**Data supplied**.
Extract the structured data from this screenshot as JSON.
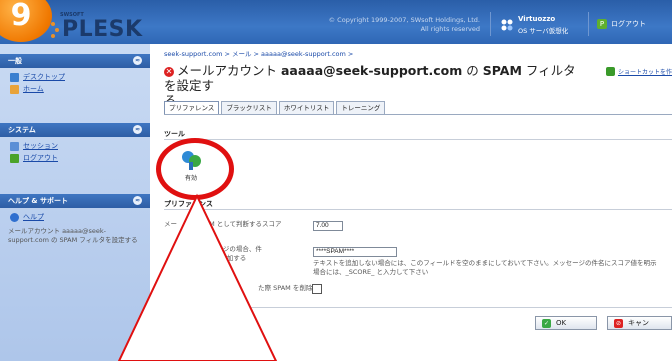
{
  "badge": {
    "step": "9"
  },
  "header": {
    "logo_small": "SWSOFT",
    "logo": "PLESK",
    "copyright_line1": "© Copyright 1999-2007, SWsoft Holdings, Ltd.",
    "copyright_line2": "All rights reserved",
    "virtuozzo_title": "Virtuozzo",
    "virtuozzo_sub": "OS サーバ仮想化",
    "logout_label": "ログアウト"
  },
  "sidebar": {
    "panels": [
      {
        "title": "一般",
        "items": [
          "デスクトップ",
          "ホーム"
        ]
      },
      {
        "title": "システム",
        "items": [
          "セッション",
          "ログアウト"
        ]
      },
      {
        "title": "ヘルプ & サポート",
        "items": [
          "ヘルプ"
        ],
        "help_text": "メールアカウント aaaaa@seek-support.com の SPAM フィルタを設定する"
      }
    ]
  },
  "main": {
    "breadcrumb": "seek-support.com > メール > aaaaa@seek-support.com >",
    "title_prefix": "メールアカウント ",
    "title_account": "aaaaa@seek-support.com",
    "title_mid": " の ",
    "title_spam": "SPAM",
    "title_suffix": " フィルタを設定す",
    "title_line2": "る",
    "shortcut_label": "ショートカットを作",
    "tabs": [
      "プリファレンス",
      "ブラックリスト",
      "ホワイトリスト",
      "トレーニング"
    ],
    "tools_heading": "ツール",
    "enable_label": "有効",
    "prefs_heading": "プリファレンス",
    "score_label_a": "メー",
    "score_label_b": "SPAM として判断するスコア",
    "score_value": "7.00",
    "subject_label_a": "したメッセージの場合、件",
    "subject_label_b": "テキストを追加する",
    "subject_value": "****SPAM****",
    "subject_hint_1": "テキストを追加しない場合には、このフィールドを空のままにしておいて下さい。メッセージの件名にスコア値を明示",
    "subject_hint_2": "場合には、_SCORE_ と入力して下さい",
    "delete_label": "た際 SPAM を削除",
    "ok_label": "OK",
    "cancel_label": "キャン"
  },
  "colors": {
    "accent_red": "#e01010",
    "header_blue": "#2f67b5"
  }
}
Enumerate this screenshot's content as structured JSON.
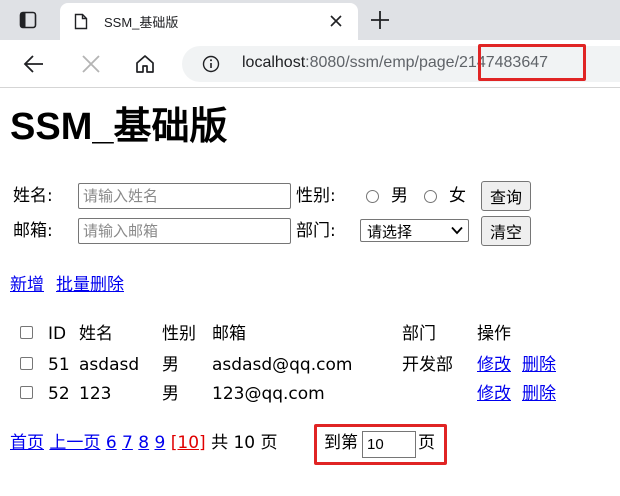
{
  "browser": {
    "tab_title": "SSM_基础版",
    "url_host": "localhost",
    "url_path": ":8080/ssm/emp/page/",
    "url_page": "2147483647"
  },
  "page": {
    "title": "SSM_基础版"
  },
  "search_form": {
    "name_label": "姓名:",
    "name_placeholder": "请输入姓名",
    "email_label": "邮箱:",
    "email_placeholder": "请输入邮箱",
    "gender_label": "性别:",
    "gender_options": [
      "男",
      "女"
    ],
    "dept_label": "部门:",
    "dept_selected": "请选择",
    "query_button": "查询",
    "clear_button": "清空"
  },
  "actions": {
    "add": "新增",
    "batch_delete": "批量删除"
  },
  "table": {
    "headers": [
      "ID",
      "姓名",
      "性别",
      "邮箱",
      "部门",
      "操作"
    ],
    "rows": [
      {
        "id": "51",
        "name": "asdasd",
        "gender": "男",
        "email": "asdasd@qq.com",
        "dept": "开发部",
        "edit": "修改",
        "delete": "删除"
      },
      {
        "id": "52",
        "name": "123",
        "gender": "男",
        "email": "123@qq.com",
        "dept": "",
        "edit": "修改",
        "delete": "删除"
      }
    ]
  },
  "pagination": {
    "first": "首页",
    "prev": "上一页",
    "pages": [
      "6",
      "7",
      "8",
      "9"
    ],
    "current": "[10]",
    "total_text": "共 10 页",
    "goto_label": "到第",
    "goto_value": "10",
    "goto_suffix": "页"
  },
  "colors": {
    "link": "#0000ee",
    "current_page": "#e00000",
    "highlight_box": "#e02424"
  }
}
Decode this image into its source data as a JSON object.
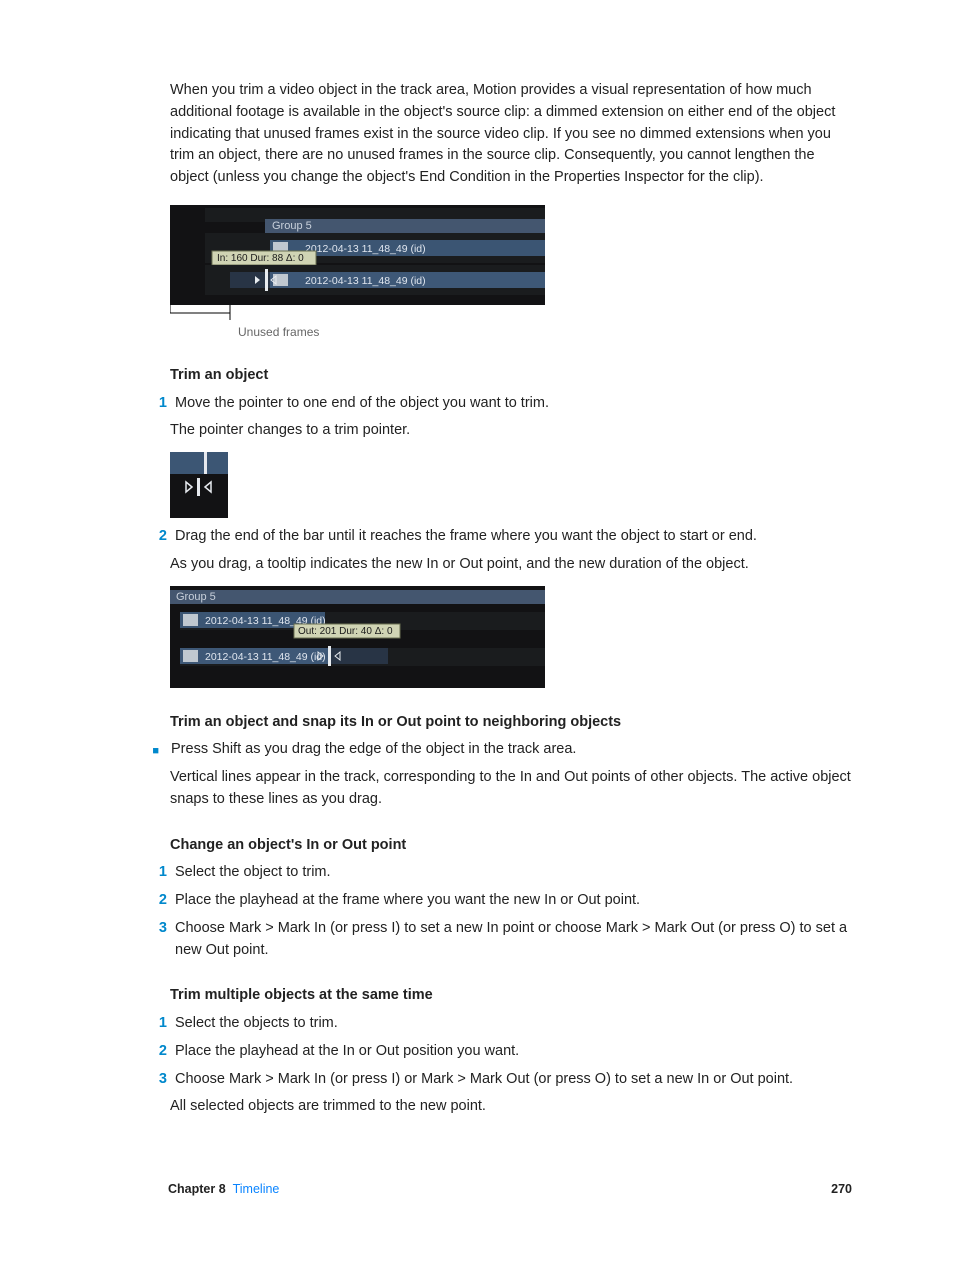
{
  "intro": "When you trim a video object in the track area, Motion provides a visual representation of how much additional footage is available in the object's source clip: a dimmed extension on either end of the object indicating that unused frames exist in the source video clip. If you see no dimmed extensions when you trim an object, there are no unused frames in the source clip. Consequently, you cannot lengthen the object (unless you change the object's End Condition in the Properties Inspector for the clip).",
  "fig1": {
    "group_label": "Group 5",
    "clip_label_a": "2012-04-13 11_48_49 (id)",
    "tooltip": "In: 160 Dur: 88 Δ: 0",
    "clip_label_b": "2012-04-13 11_48_49 (id)",
    "caption": "Unused frames"
  },
  "sec1": {
    "head": "Trim an object",
    "step1": "Move the pointer to one end of the object you want to trim.",
    "after1": "The pointer changes to a trim pointer.",
    "step2": "Drag the end of the bar until it reaches the frame where you want the object to start or end.",
    "after2": "As you drag, a tooltip indicates the new In or Out point, and the new duration of the object."
  },
  "fig3": {
    "group_label": "Group 5",
    "clip_label_a": "2012-04-13 11_48_49 (id)",
    "tooltip": "Out: 201 Dur: 40 Δ: 0",
    "clip_label_b": "2012-04-13 11_48_49 (id)"
  },
  "sec2": {
    "head": "Trim an object and snap its In or Out point to neighboring objects",
    "bullet": "Press Shift as you drag the edge of the object in the track area.",
    "after": "Vertical lines appear in the track, corresponding to the In and Out points of other objects. The active object snaps to these lines as you drag."
  },
  "sec3": {
    "head": "Change an object's In or Out point",
    "step1": "Select the object to trim.",
    "step2": "Place the playhead at the frame where you want the new In or Out point.",
    "step3": "Choose Mark > Mark In (or press I) to set a new In point or choose Mark > Mark Out (or press O) to set a new Out point."
  },
  "sec4": {
    "head": "Trim multiple objects at the same time",
    "step1": "Select the objects to trim.",
    "step2": "Place the playhead at the In or Out position you want.",
    "step3": "Choose Mark > Mark In (or press I) or Mark > Mark Out (or press O) to set a new In or Out point.",
    "after3": "All selected objects are trimmed to the new point."
  },
  "footer": {
    "chapter_lbl": "Chapter 8",
    "chapter_name": "Timeline",
    "page": "270"
  }
}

**Directions**.
Check each line above for the word "Mark" and copy the ones that have it.

**Result of this task**.
    "step3": "Choose Mark > Mark In (or press I) to set a new In point or choose Mark > Mark Out (or press O) to set a new Out point."
    "step3": "Choose Mark > Mark In (or press I) or Mark > Mark Out (or press O) to set a new In or Out point.",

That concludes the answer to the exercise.